# Listed entries start

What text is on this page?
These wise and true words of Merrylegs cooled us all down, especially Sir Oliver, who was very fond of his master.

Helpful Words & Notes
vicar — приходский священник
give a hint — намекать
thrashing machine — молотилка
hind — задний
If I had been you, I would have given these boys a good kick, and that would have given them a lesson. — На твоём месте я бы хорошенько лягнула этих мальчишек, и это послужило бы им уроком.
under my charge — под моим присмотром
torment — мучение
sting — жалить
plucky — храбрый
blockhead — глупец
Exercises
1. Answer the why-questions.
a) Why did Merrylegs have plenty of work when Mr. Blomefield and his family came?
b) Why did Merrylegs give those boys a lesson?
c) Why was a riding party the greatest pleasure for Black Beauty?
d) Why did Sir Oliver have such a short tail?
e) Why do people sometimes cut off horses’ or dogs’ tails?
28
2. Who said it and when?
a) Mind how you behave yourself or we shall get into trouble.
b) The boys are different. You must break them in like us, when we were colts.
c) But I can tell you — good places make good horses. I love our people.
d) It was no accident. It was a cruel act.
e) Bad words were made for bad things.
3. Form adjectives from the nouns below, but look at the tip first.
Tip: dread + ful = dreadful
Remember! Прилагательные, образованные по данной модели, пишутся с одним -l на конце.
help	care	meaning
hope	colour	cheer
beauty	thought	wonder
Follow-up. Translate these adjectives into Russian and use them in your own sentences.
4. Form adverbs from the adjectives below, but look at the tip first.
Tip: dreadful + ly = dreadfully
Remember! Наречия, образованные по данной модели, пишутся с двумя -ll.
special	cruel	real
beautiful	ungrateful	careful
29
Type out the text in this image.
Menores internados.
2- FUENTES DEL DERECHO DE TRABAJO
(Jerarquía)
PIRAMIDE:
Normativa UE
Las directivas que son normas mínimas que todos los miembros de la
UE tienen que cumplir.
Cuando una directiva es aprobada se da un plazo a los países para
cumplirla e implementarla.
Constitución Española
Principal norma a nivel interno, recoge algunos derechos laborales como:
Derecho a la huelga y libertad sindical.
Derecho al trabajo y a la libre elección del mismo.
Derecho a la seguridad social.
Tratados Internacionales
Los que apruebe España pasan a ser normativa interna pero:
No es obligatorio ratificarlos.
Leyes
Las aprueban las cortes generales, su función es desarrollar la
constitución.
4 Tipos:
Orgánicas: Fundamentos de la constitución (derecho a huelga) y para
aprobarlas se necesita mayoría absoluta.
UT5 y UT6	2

# Listed entries end

**Given task:**
The records above are to be repeated exactly, in their entirety.

**Task solution:**
What text is on this page?
These wise and true words of Merrylegs cooled us all down, especially Sir Oliver, who was very fond of his master.

Helpful Words & Notes
vicar — приходский священник
give a hint — намекать
thrashing machine — молотилка
hind — задний
If I had been you, I would have given these boys a good kick, and that would have given them a lesson. — На твоём месте я бы хорошенько лягнула этих мальчишек, и это послужило бы им уроком.
under my charge — под моим присмотром
torment — мучение
sting — жалить
plucky — храбрый
blockhead — глупец
Exercises
1. Answer the why-questions.
a) Why did Merrylegs have plenty of work when Mr. Blomefield and his family came?
b) Why did Merrylegs give those boys a lesson?
c) Why was a riding party the greatest pleasure for Black Beauty?
d) Why did Sir Oliver have such a short tail?
e) Why do people sometimes cut off horses’ or dogs’ tails?
28
2. Who said it and when?
a) Mind how you behave yourself or we shall get into trouble.
b) The boys are different. You must break them in like us, when we were colts.
c) But I can tell you — good places make good horses. I love our people.
d) It was no accident. It was a cruel act.
e) Bad words were made for bad things.
3. Form adjectives from the nouns below, but look at the tip first.
Tip: dread + ful = dreadful
Remember! Прилагательные, образованные по данной модели, пишутся с одним -l на конце.
help	care	meaning
hope	colour	cheer
beauty	thought	wonder
Follow-up. Translate these adjectives into Russian and use them in your own sentences.
4. Form adverbs from the adjectives below, but look at the tip first.
Tip: dreadful + ly = dreadfully
Remember! Наречия, образованные по данной модели, пишутся с двумя -ll.
special	cruel	real
beautiful	ungrateful	careful
29
Type out the text in this image.
Menores internados.
2- FUENTES DEL DERECHO DE TRABAJO
(Jerarquía)
PIRAMIDE:
Normativa UE
Las directivas que son normas mínimas que todos los miembros de la
UE tienen que cumplir.
Cuando una directiva es aprobada se da un plazo a los países para
cumplirla e implementarla.
Constitución Española
Principal norma a nivel interno, recoge algunos derechos laborales como:
Derecho a la huelga y libertad sindical.
Derecho al trabajo y a la libre elección del mismo.
Derecho a la seguridad social.
Tratados Internacionales
Los que apruebe España pasan a ser normativa interna pero:
No es obligatorio ratificarlos.
Leyes
Las aprueban las cortes generales, su función es desarrollar la
constitución.
4 Tipos:
Orgánicas: Fundamentos de la constitución (derecho a huelga) y para
aprobarlas se necesita mayoría absoluta.
UT5 y UT6	2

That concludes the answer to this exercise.